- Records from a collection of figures
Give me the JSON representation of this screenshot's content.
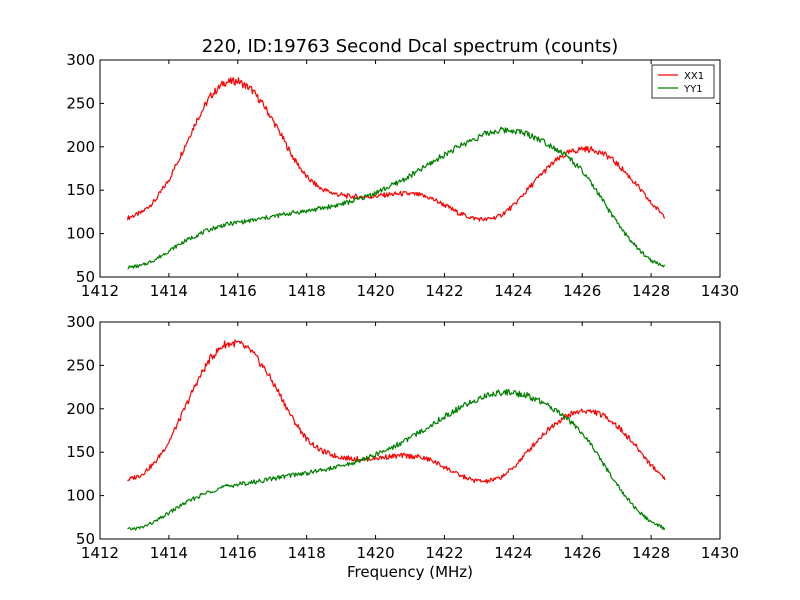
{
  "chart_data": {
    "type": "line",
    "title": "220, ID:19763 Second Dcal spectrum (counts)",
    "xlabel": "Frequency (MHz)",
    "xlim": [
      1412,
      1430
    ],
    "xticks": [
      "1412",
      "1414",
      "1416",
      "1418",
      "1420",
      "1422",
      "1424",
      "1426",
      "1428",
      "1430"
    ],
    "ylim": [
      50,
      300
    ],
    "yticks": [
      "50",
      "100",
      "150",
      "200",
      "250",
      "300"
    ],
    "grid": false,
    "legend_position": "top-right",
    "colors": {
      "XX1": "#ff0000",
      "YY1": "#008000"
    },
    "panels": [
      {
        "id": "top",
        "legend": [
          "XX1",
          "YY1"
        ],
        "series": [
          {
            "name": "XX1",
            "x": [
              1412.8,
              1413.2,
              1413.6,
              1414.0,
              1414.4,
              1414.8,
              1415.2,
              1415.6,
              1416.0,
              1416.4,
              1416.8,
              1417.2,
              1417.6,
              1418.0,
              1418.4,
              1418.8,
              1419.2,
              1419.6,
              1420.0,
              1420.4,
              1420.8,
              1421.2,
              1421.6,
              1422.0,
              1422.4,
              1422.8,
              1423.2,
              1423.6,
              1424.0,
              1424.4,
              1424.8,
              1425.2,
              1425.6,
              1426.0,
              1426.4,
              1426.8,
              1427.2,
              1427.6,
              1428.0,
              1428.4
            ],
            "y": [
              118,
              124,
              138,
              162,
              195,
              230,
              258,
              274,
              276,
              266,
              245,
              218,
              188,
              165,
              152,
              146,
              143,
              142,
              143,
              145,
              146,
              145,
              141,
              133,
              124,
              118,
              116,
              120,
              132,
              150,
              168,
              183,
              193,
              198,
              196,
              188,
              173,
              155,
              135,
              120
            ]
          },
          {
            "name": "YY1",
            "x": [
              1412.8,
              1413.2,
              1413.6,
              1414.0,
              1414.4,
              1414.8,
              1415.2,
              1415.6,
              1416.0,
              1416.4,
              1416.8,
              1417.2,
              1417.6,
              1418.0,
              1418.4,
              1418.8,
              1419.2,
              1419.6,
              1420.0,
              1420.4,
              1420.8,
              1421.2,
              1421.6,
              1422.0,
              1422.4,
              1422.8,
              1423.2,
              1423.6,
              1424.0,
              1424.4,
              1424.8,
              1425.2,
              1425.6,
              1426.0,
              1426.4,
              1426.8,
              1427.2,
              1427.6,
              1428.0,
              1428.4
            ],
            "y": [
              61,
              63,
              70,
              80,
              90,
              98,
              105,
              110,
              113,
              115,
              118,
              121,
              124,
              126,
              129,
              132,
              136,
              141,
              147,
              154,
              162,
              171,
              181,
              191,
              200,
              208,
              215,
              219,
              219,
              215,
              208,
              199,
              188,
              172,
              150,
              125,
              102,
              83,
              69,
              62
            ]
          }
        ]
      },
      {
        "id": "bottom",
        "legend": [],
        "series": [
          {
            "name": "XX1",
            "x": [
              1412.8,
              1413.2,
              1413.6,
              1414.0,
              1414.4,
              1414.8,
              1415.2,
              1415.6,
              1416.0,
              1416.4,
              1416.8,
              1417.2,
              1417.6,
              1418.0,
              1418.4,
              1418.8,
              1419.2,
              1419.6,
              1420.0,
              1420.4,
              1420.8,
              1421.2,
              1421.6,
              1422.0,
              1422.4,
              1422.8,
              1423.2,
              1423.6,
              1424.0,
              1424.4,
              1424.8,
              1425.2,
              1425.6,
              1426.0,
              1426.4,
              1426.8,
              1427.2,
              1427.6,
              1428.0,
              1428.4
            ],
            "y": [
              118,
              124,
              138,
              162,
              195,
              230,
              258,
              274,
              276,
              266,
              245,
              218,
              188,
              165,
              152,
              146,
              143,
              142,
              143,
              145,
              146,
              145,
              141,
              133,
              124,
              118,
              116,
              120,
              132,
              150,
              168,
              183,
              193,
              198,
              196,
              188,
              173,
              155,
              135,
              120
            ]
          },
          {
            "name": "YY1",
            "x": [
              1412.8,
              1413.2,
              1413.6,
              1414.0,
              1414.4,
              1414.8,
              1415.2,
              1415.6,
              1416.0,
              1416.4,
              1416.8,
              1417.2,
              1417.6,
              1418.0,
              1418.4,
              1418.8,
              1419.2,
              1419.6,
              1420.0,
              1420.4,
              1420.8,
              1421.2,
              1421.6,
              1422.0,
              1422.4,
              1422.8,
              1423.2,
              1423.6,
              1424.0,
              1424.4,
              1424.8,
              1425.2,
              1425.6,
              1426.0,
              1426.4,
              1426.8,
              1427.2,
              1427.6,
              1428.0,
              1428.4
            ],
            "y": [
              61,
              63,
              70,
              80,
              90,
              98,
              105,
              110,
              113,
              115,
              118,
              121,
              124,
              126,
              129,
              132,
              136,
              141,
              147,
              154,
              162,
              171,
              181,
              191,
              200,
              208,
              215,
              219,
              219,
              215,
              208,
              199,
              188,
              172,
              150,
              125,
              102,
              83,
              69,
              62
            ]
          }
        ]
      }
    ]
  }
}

- Task to complete
Except for the pictures, give all the material above again verbatim.

- Answer to the exercise
Give me the JSON representation of this screenshot's content.
{
  "chart_data": {
    "type": "line",
    "title": "220, ID:19763 Second Dcal spectrum (counts)",
    "xlabel": "Frequency (MHz)",
    "xlim": [
      1412,
      1430
    ],
    "xticks": [
      "1412",
      "1414",
      "1416",
      "1418",
      "1420",
      "1422",
      "1424",
      "1426",
      "1428",
      "1430"
    ],
    "ylim": [
      50,
      300
    ],
    "yticks": [
      "50",
      "100",
      "150",
      "200",
      "250",
      "300"
    ],
    "grid": false,
    "legend_position": "top-right",
    "colors": {
      "XX1": "#ff0000",
      "YY1": "#008000"
    },
    "panels": [
      {
        "id": "top",
        "legend": [
          "XX1",
          "YY1"
        ],
        "series": [
          {
            "name": "XX1",
            "x": [
              1412.8,
              1413.2,
              1413.6,
              1414.0,
              1414.4,
              1414.8,
              1415.2,
              1415.6,
              1416.0,
              1416.4,
              1416.8,
              1417.2,
              1417.6,
              1418.0,
              1418.4,
              1418.8,
              1419.2,
              1419.6,
              1420.0,
              1420.4,
              1420.8,
              1421.2,
              1421.6,
              1422.0,
              1422.4,
              1422.8,
              1423.2,
              1423.6,
              1424.0,
              1424.4,
              1424.8,
              1425.2,
              1425.6,
              1426.0,
              1426.4,
              1426.8,
              1427.2,
              1427.6,
              1428.0,
              1428.4
            ],
            "y": [
              118,
              124,
              138,
              162,
              195,
              230,
              258,
              274,
              276,
              266,
              245,
              218,
              188,
              165,
              152,
              146,
              143,
              142,
              143,
              145,
              146,
              145,
              141,
              133,
              124,
              118,
              116,
              120,
              132,
              150,
              168,
              183,
              193,
              198,
              196,
              188,
              173,
              155,
              135,
              120
            ]
          },
          {
            "name": "YY1",
            "x": [
              1412.8,
              1413.2,
              1413.6,
              1414.0,
              1414.4,
              1414.8,
              1415.2,
              1415.6,
              1416.0,
              1416.4,
              1416.8,
              1417.2,
              1417.6,
              1418.0,
              1418.4,
              1418.8,
              1419.2,
              1419.6,
              1420.0,
              1420.4,
              1420.8,
              1421.2,
              1421.6,
              1422.0,
              1422.4,
              1422.8,
              1423.2,
              1423.6,
              1424.0,
              1424.4,
              1424.8,
              1425.2,
              1425.6,
              1426.0,
              1426.4,
              1426.8,
              1427.2,
              1427.6,
              1428.0,
              1428.4
            ],
            "y": [
              61,
              63,
              70,
              80,
              90,
              98,
              105,
              110,
              113,
              115,
              118,
              121,
              124,
              126,
              129,
              132,
              136,
              141,
              147,
              154,
              162,
              171,
              181,
              191,
              200,
              208,
              215,
              219,
              219,
              215,
              208,
              199,
              188,
              172,
              150,
              125,
              102,
              83,
              69,
              62
            ]
          }
        ]
      },
      {
        "id": "bottom",
        "legend": [],
        "series": [
          {
            "name": "XX1",
            "x": [
              1412.8,
              1413.2,
              1413.6,
              1414.0,
              1414.4,
              1414.8,
              1415.2,
              1415.6,
              1416.0,
              1416.4,
              1416.8,
              1417.2,
              1417.6,
              1418.0,
              1418.4,
              1418.8,
              1419.2,
              1419.6,
              1420.0,
              1420.4,
              1420.8,
              1421.2,
              1421.6,
              1422.0,
              1422.4,
              1422.8,
              1423.2,
              1423.6,
              1424.0,
              1424.4,
              1424.8,
              1425.2,
              1425.6,
              1426.0,
              1426.4,
              1426.8,
              1427.2,
              1427.6,
              1428.0,
              1428.4
            ],
            "y": [
              118,
              124,
              138,
              162,
              195,
              230,
              258,
              274,
              276,
              266,
              245,
              218,
              188,
              165,
              152,
              146,
              143,
              142,
              143,
              145,
              146,
              145,
              141,
              133,
              124,
              118,
              116,
              120,
              132,
              150,
              168,
              183,
              193,
              198,
              196,
              188,
              173,
              155,
              135,
              120
            ]
          },
          {
            "name": "YY1",
            "x": [
              1412.8,
              1413.2,
              1413.6,
              1414.0,
              1414.4,
              1414.8,
              1415.2,
              1415.6,
              1416.0,
              1416.4,
              1416.8,
              1417.2,
              1417.6,
              1418.0,
              1418.4,
              1418.8,
              1419.2,
              1419.6,
              1420.0,
              1420.4,
              1420.8,
              1421.2,
              1421.6,
              1422.0,
              1422.4,
              1422.8,
              1423.2,
              1423.6,
              1424.0,
              1424.4,
              1424.8,
              1425.2,
              1425.6,
              1426.0,
              1426.4,
              1426.8,
              1427.2,
              1427.6,
              1428.0,
              1428.4
            ],
            "y": [
              61,
              63,
              70,
              80,
              90,
              98,
              105,
              110,
              113,
              115,
              118,
              121,
              124,
              126,
              129,
              132,
              136,
              141,
              147,
              154,
              162,
              171,
              181,
              191,
              200,
              208,
              215,
              219,
              219,
              215,
              208,
              199,
              188,
              172,
              150,
              125,
              102,
              83,
              69,
              62
            ]
          }
        ]
      }
    ]
  }
}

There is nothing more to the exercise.